▶ How to complete this task: The entries below must be reproduced exactly; their pictures are not part of the copy.

▶ Supplied entries:
::::

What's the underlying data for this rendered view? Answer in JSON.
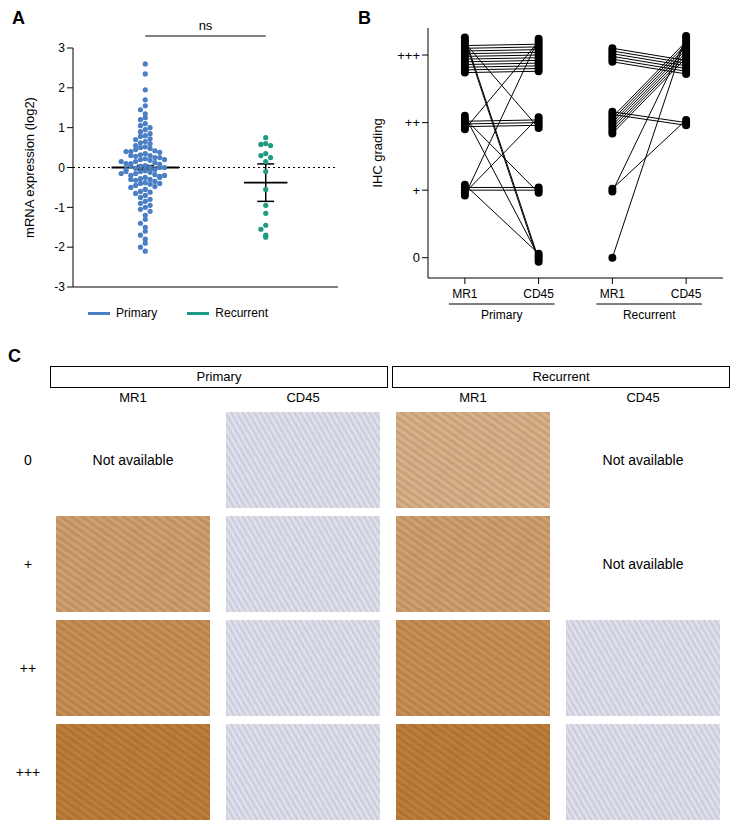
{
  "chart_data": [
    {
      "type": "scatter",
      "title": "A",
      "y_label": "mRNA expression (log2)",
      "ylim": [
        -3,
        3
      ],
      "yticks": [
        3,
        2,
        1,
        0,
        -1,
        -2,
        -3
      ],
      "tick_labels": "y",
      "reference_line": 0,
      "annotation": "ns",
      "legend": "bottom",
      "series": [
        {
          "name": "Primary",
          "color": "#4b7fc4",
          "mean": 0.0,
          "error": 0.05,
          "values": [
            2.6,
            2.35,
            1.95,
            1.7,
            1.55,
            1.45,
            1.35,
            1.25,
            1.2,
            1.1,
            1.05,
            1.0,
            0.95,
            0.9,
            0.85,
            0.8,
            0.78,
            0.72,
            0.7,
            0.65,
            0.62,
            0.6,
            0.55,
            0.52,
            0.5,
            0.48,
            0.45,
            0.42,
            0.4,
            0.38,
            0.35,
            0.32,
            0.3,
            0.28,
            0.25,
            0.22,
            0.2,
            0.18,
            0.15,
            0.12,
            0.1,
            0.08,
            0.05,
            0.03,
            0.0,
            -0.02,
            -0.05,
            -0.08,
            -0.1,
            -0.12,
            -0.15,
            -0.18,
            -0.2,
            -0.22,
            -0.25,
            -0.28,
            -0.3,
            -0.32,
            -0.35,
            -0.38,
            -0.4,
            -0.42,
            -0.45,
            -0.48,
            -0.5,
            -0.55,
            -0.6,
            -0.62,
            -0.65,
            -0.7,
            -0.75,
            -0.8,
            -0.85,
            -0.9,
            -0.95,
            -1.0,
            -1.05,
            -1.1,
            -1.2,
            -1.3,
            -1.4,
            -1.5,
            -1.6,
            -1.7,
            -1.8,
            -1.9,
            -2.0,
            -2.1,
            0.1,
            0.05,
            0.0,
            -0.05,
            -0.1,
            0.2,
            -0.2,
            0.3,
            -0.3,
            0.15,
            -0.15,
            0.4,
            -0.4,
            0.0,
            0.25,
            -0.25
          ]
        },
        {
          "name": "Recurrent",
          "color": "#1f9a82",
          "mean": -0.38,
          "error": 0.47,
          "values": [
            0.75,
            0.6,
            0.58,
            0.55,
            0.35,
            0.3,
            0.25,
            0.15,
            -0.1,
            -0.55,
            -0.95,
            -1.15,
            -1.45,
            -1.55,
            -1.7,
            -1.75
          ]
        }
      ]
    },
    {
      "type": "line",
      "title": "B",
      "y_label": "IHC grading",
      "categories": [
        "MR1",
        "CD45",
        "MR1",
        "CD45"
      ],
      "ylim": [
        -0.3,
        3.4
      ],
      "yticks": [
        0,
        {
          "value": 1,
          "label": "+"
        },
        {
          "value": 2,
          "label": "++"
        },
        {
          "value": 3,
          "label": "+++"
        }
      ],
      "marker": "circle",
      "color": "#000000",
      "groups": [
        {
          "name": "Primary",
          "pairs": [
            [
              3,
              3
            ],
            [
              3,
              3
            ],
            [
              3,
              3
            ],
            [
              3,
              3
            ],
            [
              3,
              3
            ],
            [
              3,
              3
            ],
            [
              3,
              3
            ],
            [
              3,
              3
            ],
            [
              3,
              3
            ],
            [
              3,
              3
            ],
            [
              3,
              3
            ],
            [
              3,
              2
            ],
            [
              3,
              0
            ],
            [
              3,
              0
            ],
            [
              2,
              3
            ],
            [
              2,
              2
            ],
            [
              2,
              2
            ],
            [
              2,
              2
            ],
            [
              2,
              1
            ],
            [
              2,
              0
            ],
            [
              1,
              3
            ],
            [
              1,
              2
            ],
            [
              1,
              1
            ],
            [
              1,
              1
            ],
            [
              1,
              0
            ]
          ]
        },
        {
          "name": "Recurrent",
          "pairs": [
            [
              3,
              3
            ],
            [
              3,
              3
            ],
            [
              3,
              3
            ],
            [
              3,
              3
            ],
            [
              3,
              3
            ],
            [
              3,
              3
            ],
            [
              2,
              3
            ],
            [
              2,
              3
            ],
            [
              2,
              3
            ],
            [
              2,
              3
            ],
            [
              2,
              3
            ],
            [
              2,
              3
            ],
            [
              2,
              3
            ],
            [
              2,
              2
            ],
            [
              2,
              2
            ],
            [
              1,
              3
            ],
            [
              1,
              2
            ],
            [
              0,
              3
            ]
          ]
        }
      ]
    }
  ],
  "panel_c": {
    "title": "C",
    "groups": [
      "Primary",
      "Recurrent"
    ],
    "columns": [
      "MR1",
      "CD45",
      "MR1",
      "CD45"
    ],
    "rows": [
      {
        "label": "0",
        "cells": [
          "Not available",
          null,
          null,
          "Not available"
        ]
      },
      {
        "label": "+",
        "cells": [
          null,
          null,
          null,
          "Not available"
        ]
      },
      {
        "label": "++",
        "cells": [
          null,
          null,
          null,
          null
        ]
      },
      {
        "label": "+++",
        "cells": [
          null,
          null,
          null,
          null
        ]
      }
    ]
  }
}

::::

▶ Output of the task:
What's the underlying data for this rendered view? Answer in JSON.
{
  "chart_data": [
    {
      "type": "scatter",
      "title": "A",
      "y_label": "mRNA expression (log2)",
      "ylim": [
        -3,
        3
      ],
      "yticks": [
        3,
        2,
        1,
        0,
        -1,
        -2,
        -3
      ],
      "tick_labels": "y",
      "reference_line": 0,
      "annotation": "ns",
      "legend": "bottom",
      "series": [
        {
          "name": "Primary",
          "color": "#4b7fc4",
          "mean": 0.0,
          "error": 0.05,
          "values": [
            2.6,
            2.35,
            1.95,
            1.7,
            1.55,
            1.45,
            1.35,
            1.25,
            1.2,
            1.1,
            1.05,
            1.0,
            0.95,
            0.9,
            0.85,
            0.8,
            0.78,
            0.72,
            0.7,
            0.65,
            0.62,
            0.6,
            0.55,
            0.52,
            0.5,
            0.48,
            0.45,
            0.42,
            0.4,
            0.38,
            0.35,
            0.32,
            0.3,
            0.28,
            0.25,
            0.22,
            0.2,
            0.18,
            0.15,
            0.12,
            0.1,
            0.08,
            0.05,
            0.03,
            0.0,
            -0.02,
            -0.05,
            -0.08,
            -0.1,
            -0.12,
            -0.15,
            -0.18,
            -0.2,
            -0.22,
            -0.25,
            -0.28,
            -0.3,
            -0.32,
            -0.35,
            -0.38,
            -0.4,
            -0.42,
            -0.45,
            -0.48,
            -0.5,
            -0.55,
            -0.6,
            -0.62,
            -0.65,
            -0.7,
            -0.75,
            -0.8,
            -0.85,
            -0.9,
            -0.95,
            -1.0,
            -1.05,
            -1.1,
            -1.2,
            -1.3,
            -1.4,
            -1.5,
            -1.6,
            -1.7,
            -1.8,
            -1.9,
            -2.0,
            -2.1,
            0.1,
            0.05,
            0.0,
            -0.05,
            -0.1,
            0.2,
            -0.2,
            0.3,
            -0.3,
            0.15,
            -0.15,
            0.4,
            -0.4,
            0.0,
            0.25,
            -0.25
          ]
        },
        {
          "name": "Recurrent",
          "color": "#1f9a82",
          "mean": -0.38,
          "error": 0.47,
          "values": [
            0.75,
            0.6,
            0.58,
            0.55,
            0.35,
            0.3,
            0.25,
            0.15,
            -0.1,
            -0.55,
            -0.95,
            -1.15,
            -1.45,
            -1.55,
            -1.7,
            -1.75
          ]
        }
      ]
    },
    {
      "type": "line",
      "title": "B",
      "y_label": "IHC grading",
      "categories": [
        "MR1",
        "CD45",
        "MR1",
        "CD45"
      ],
      "ylim": [
        -0.3,
        3.4
      ],
      "yticks": [
        0,
        {
          "value": 1,
          "label": "+"
        },
        {
          "value": 2,
          "label": "++"
        },
        {
          "value": 3,
          "label": "+++"
        }
      ],
      "marker": "circle",
      "color": "#000000",
      "groups": [
        {
          "name": "Primary",
          "pairs": [
            [
              3,
              3
            ],
            [
              3,
              3
            ],
            [
              3,
              3
            ],
            [
              3,
              3
            ],
            [
              3,
              3
            ],
            [
              3,
              3
            ],
            [
              3,
              3
            ],
            [
              3,
              3
            ],
            [
              3,
              3
            ],
            [
              3,
              3
            ],
            [
              3,
              3
            ],
            [
              3,
              2
            ],
            [
              3,
              0
            ],
            [
              3,
              0
            ],
            [
              2,
              3
            ],
            [
              2,
              2
            ],
            [
              2,
              2
            ],
            [
              2,
              2
            ],
            [
              2,
              1
            ],
            [
              2,
              0
            ],
            [
              1,
              3
            ],
            [
              1,
              2
            ],
            [
              1,
              1
            ],
            [
              1,
              1
            ],
            [
              1,
              0
            ]
          ]
        },
        {
          "name": "Recurrent",
          "pairs": [
            [
              3,
              3
            ],
            [
              3,
              3
            ],
            [
              3,
              3
            ],
            [
              3,
              3
            ],
            [
              3,
              3
            ],
            [
              3,
              3
            ],
            [
              2,
              3
            ],
            [
              2,
              3
            ],
            [
              2,
              3
            ],
            [
              2,
              3
            ],
            [
              2,
              3
            ],
            [
              2,
              3
            ],
            [
              2,
              3
            ],
            [
              2,
              2
            ],
            [
              2,
              2
            ],
            [
              1,
              3
            ],
            [
              1,
              2
            ],
            [
              0,
              3
            ]
          ]
        }
      ]
    }
  ],
  "panel_c": {
    "title": "C",
    "groups": [
      "Primary",
      "Recurrent"
    ],
    "columns": [
      "MR1",
      "CD45",
      "MR1",
      "CD45"
    ],
    "rows": [
      {
        "label": "0",
        "cells": [
          "Not available",
          null,
          null,
          "Not available"
        ]
      },
      {
        "label": "+",
        "cells": [
          null,
          null,
          null,
          "Not available"
        ]
      },
      {
        "label": "++",
        "cells": [
          null,
          null,
          null,
          null
        ]
      },
      {
        "label": "+++",
        "cells": [
          null,
          null,
          null,
          null
        ]
      }
    ]
  }
}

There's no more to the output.